(DESCRIPTION OF THE TASK): Work out how many lines in the listing below include the word "окружающих". Give nothing but the number.

(THE INPUT):
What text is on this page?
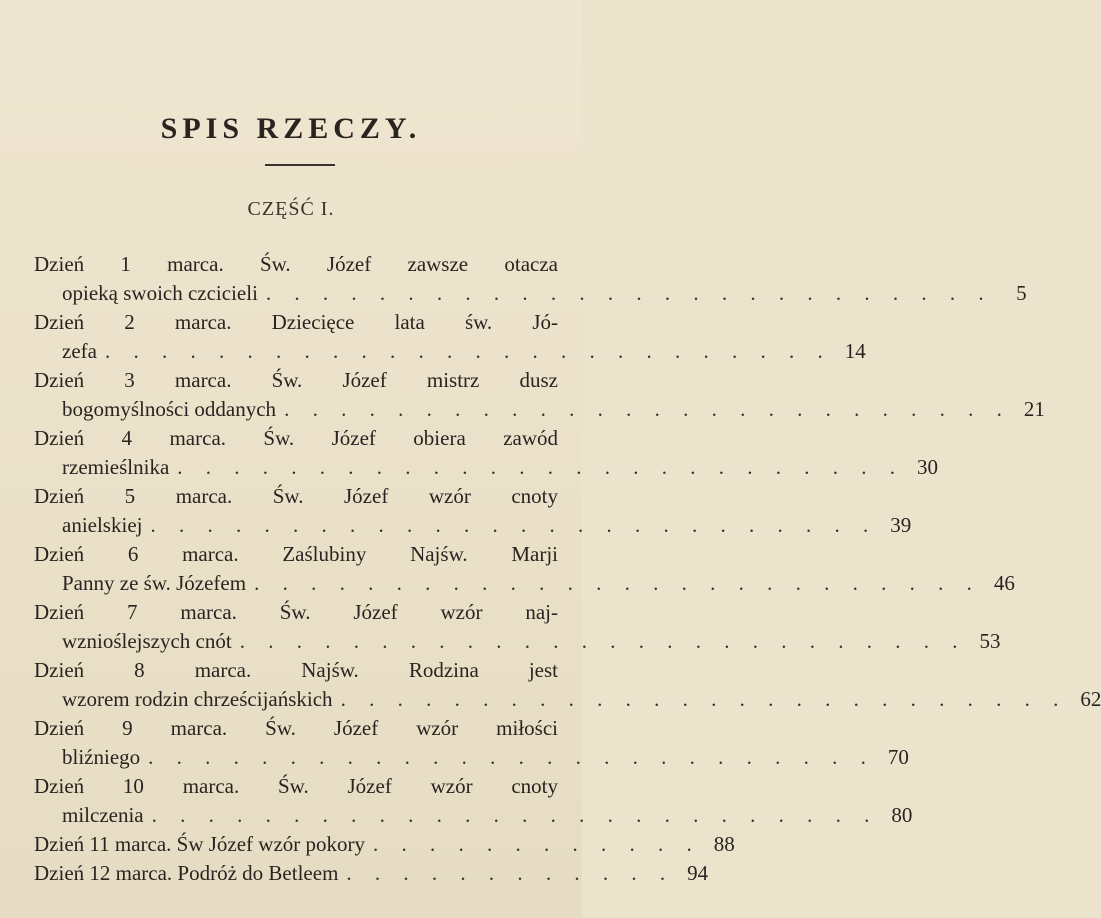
SPIS RZECZY.
CZĘŚĆ I.
Dzień 1 marca. Św. Józef zawsze otacza
opieką swoich czcicieli . . . . . . . . . . . . . . . . . . . . . . . . . .	5
Dzień 2 marca. Dziecięce lata św. Jó-
zefa . . . . . . . . . . . . . . . . . . . . . . . . . . 14
Dzień 3 marca. Św. Józef mistrz dusz
bogomyślności oddanych . . . . . . . . . . . . . . . . . . . . . . . . . . 21
Dzień 4 marca. Św. Józef obiera zawód
rzemieślnika . . . . . . . . . . . . . . . . . . . . . . . . . . 30
Dzień 5 marca. Św. Józef wzór cnoty
anielskiej . . . . . . . . . . . . . . . . . . . . . . . . . . 39
Dzień 6 marca. Zaślubiny Najśw. Marji
Panny ze św. Józefem . . . . . . . . . . . . . . . . . . . . . . . . . . 46
Dzień 7 marca. Św. Józef wzór naj-
wznioślejszych cnót . . . . . . . . . . . . . . . . . . . . . . . . . . 53
Dzień 8 marca. Najśw. Rodzina jest
wzorem rodzin chrześcijańskich . . . . . . . . . . . . . . . . . . . . . . . . . . 62
Dzień 9 marca. Św. Józef wzór miłości
bliźniego . . . . . . . . . . . . . . . . . . . . . . . . . . 70
Dzień 10 marca. Św. Józef wzór cnoty
milczenia . . . . . . . . . . . . . . . . . . . . . . . . . . 80
Dzień 11 marca. Św Józef wzór pokory . . . . . . . . . . . . 88
Dzień 12 marca. Podróż do Betleem . . . . . . . . . . . . 94
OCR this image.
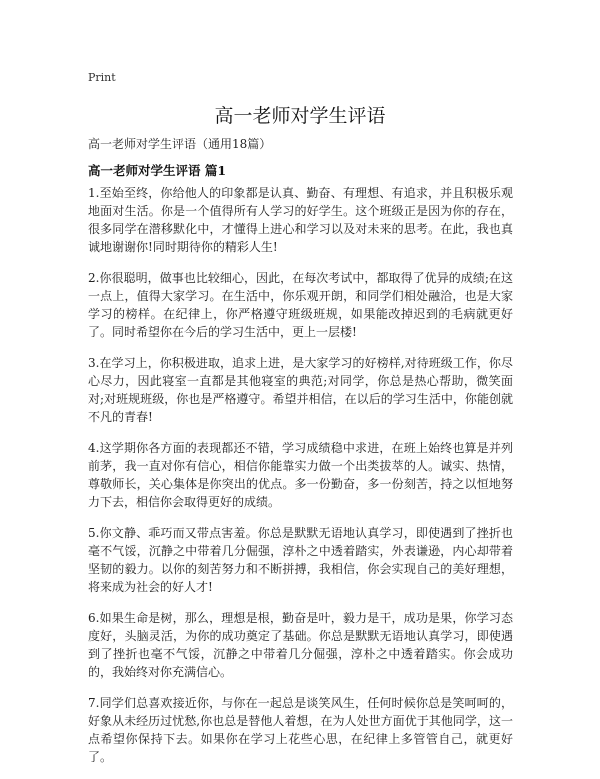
Print
高一老师对学生评语
高一老师对学生评语（通用18篇）
高一老师对学生评语 篇1

1.至始至终，你给他人的印象都是认真、勤奋、有理想、有追求，并且积极乐观地面对生活。你是一个值得所有人学习的好学生。这个班级正是因为你的存在，很多同学在潜移默化中，才懂得上进心和学习以及对未来的思考。在此，我也真诚地谢谢你!同时期待你的精彩人生!

2.你很聪明，做事也比较细心，因此，在每次考试中，都取得了优异的成绩;在这一点上，值得大家学习。在生活中，你乐观开朗，和同学们相处融洽，也是大家学习的榜样。在纪律上，你严格遵守班级班规，如果能改掉迟到的毛病就更好了。同时希望你在今后的学习生活中，更上一层楼!

3.在学习上，你积极进取，追求上进，是大家学习的好榜样,对待班级工作，你尽心尽力，因此寝室一直都是其他寝室的典范;对同学，你总是热心帮助，微笑面对;对班规班级，你也是严格遵守。希望并相信，在以后的学习生活中，你能创就不凡的青春!

4.这学期你各方面的表现都还不错，学习成绩稳中求进，在班上始终也算是并列前茅，我一直对你有信心，相信你能靠实力做一个出类拔萃的人。诚实、热情，尊敬师长，关心集体是你突出的优点。多一份勤奋，多一份刻苦，持之以恒地努力下去，相信你会取得更好的成绩。

5.你文静、乖巧而又带点害羞。你总是默默无语地认真学习，即使遇到了挫折也毫不气馁，沉静之中带着几分倔强，淳朴之中透着踏实，外表谦逊，内心却带着坚韧的毅力。以你的刻苦努力和不断拼搏，我相信，你会实现自己的美好理想，将来成为社会的好人才!

6.如果生命是树，那么，理想是根，勤奋是叶，毅力是干，成功是果，你学习态度好，头脑灵活，为你的成功奠定了基础。你总是默默无语地认真学习，即使遇到了挫折也毫不气馁，沉静之中带着几分倔强，淳朴之中透着踏实。你会成功的，我始终对你充满信心。

7.同学们总喜欢接近你，与你在一起总是谈笑风生，任何时候你总是笑呵呵的，好象从未经历过忧愁,你也总是替他人着想，在为人处世方面优于其他同学，这一点希望你保持下去。如果你在学习上花些心思，在纪律上多管管自己，就更好了。
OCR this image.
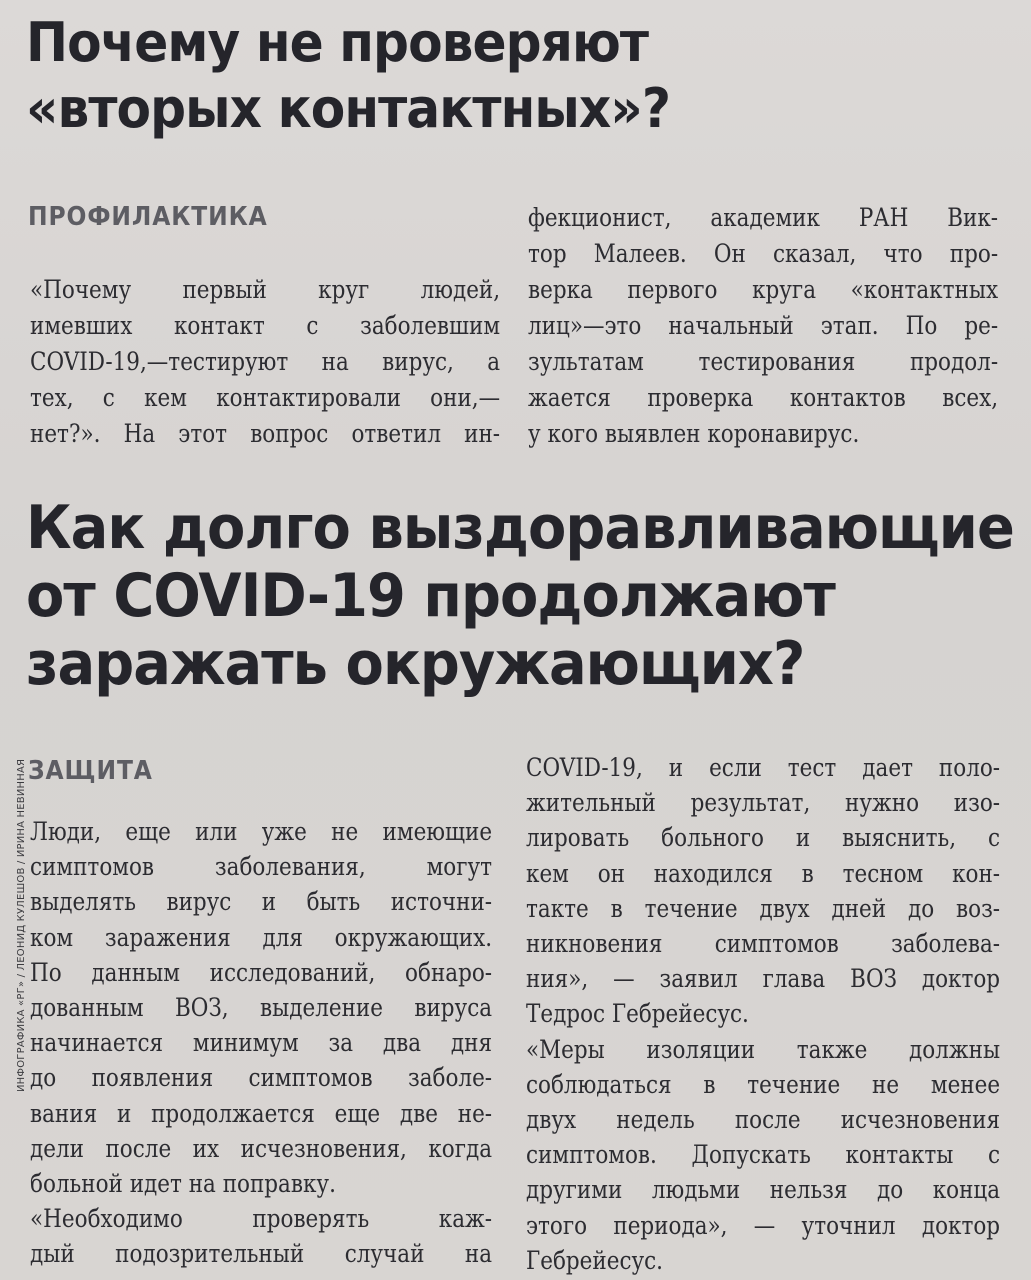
Почему не проверяют
«вторых контактных»?
ПРОФИЛАКТИКА
«Почему первый круг людей,
имевших контакт с заболевшим
COVID-19,—тестируют на вирус, а
тех, с кем контактировали они,—
нет?». На этот вопрос ответил ин-
фекционист, академик РАН Вик-
тор Малеев. Он сказал, что про-
верка первого круга «контактных
лиц»—это начальный этап. По ре-
зультатам тестирования продол-
жается проверка контактов всех,
у кого выявлен коронавирус.
Как долго выздоравливающие
от COVID-19 продолжают
заражать окружающих?
ЗАЩИТА
Люди, еще или уже не имеющие
симптомов заболевания, могут
выделять вирус и быть источни-
ком заражения для окружающих.
По данным исследований, обнаро-
дованным ВОЗ, выделение вируса
начинается минимум за два дня
до появления симптомов заболе-
вания и продолжается еще две не-
дели после их исчезновения, когда
больной идет на поправку.
«Необходимо проверять каж-
дый подозрительный случай на
COVID-19, и если тест дает поло-
жительный результат, нужно изо-
лировать больного и выяснить, с
кем он находился в тесном кон-
такте в течение двух дней до воз-
никновения симптомов заболева-
ния», — заявил глава ВОЗ доктор
Тедрос Гебрейесус.
«Меры изоляции также должны
соблюдаться в течение не менее
двух недель после исчезновения
симптомов. Допускать контакты с
другими людьми нельзя до конца
этого периода», — уточнил доктор
Гебрейесус.
ИНФОГРАФИКА «РГ» / ЛЕОНИД КУЛЕШОВ / ИРИНА НЕВИННАЯ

(RESULT OF THIS EXERCISE): 2